## THE PROBLEM
Extract the complete listing and output it unchanged.

## TASK DATA
════════════════════

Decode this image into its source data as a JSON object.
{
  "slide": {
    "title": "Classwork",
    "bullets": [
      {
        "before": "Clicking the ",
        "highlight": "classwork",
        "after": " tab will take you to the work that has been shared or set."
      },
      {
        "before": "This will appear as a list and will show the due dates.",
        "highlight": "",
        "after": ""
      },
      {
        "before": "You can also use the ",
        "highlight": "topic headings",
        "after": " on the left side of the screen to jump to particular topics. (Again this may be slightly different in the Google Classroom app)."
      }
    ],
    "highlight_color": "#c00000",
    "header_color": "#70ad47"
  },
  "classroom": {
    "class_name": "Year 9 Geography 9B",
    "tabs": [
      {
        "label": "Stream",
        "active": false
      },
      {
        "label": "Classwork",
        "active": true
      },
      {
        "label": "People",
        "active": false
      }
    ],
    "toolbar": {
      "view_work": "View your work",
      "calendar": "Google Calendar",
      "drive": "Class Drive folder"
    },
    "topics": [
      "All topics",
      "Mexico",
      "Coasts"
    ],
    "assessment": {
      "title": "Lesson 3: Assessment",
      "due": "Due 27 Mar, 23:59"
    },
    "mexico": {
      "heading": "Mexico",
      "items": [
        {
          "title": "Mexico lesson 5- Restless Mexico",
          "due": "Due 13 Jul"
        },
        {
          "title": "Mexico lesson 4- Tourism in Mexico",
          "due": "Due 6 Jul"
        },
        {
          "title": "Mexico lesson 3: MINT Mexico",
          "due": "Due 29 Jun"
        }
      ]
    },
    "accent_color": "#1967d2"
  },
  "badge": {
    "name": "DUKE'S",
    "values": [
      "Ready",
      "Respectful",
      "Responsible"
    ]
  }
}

════════════════════

## FINAL ANSWER
Decode this image into its source data as a JSON object.
{
  "slide": {
    "title": "Classwork",
    "bullets": [
      {
        "before": "Clicking the ",
        "highlight": "classwork",
        "after": " tab will take you to the work that has been shared or set."
      },
      {
        "before": "This will appear as a list and will show the due dates.",
        "highlight": "",
        "after": ""
      },
      {
        "before": "You can also use the ",
        "highlight": "topic headings",
        "after": " on the left side of the screen to jump to particular topics. (Again this may be slightly different in the Google Classroom app)."
      }
    ],
    "highlight_color": "#c00000",
    "header_color": "#70ad47"
  },
  "classroom": {
    "class_name": "Year 9 Geography 9B",
    "tabs": [
      {
        "label": "Stream",
        "active": false
      },
      {
        "label": "Classwork",
        "active": true
      },
      {
        "label": "People",
        "active": false
      }
    ],
    "toolbar": {
      "view_work": "View your work",
      "calendar": "Google Calendar",
      "drive": "Class Drive folder"
    },
    "topics": [
      "All topics",
      "Mexico",
      "Coasts"
    ],
    "assessment": {
      "title": "Lesson 3: Assessment",
      "due": "Due 27 Mar, 23:59"
    },
    "mexico": {
      "heading": "Mexico",
      "items": [
        {
          "title": "Mexico lesson 5- Restless Mexico",
          "due": "Due 13 Jul"
        },
        {
          "title": "Mexico lesson 4- Tourism in Mexico",
          "due": "Due 6 Jul"
        },
        {
          "title": "Mexico lesson 3: MINT Mexico",
          "due": "Due 29 Jun"
        }
      ]
    },
    "accent_color": "#1967d2"
  },
  "badge": {
    "name": "DUKE'S",
    "values": [
      "Ready",
      "Respectful",
      "Responsible"
    ]
  }
}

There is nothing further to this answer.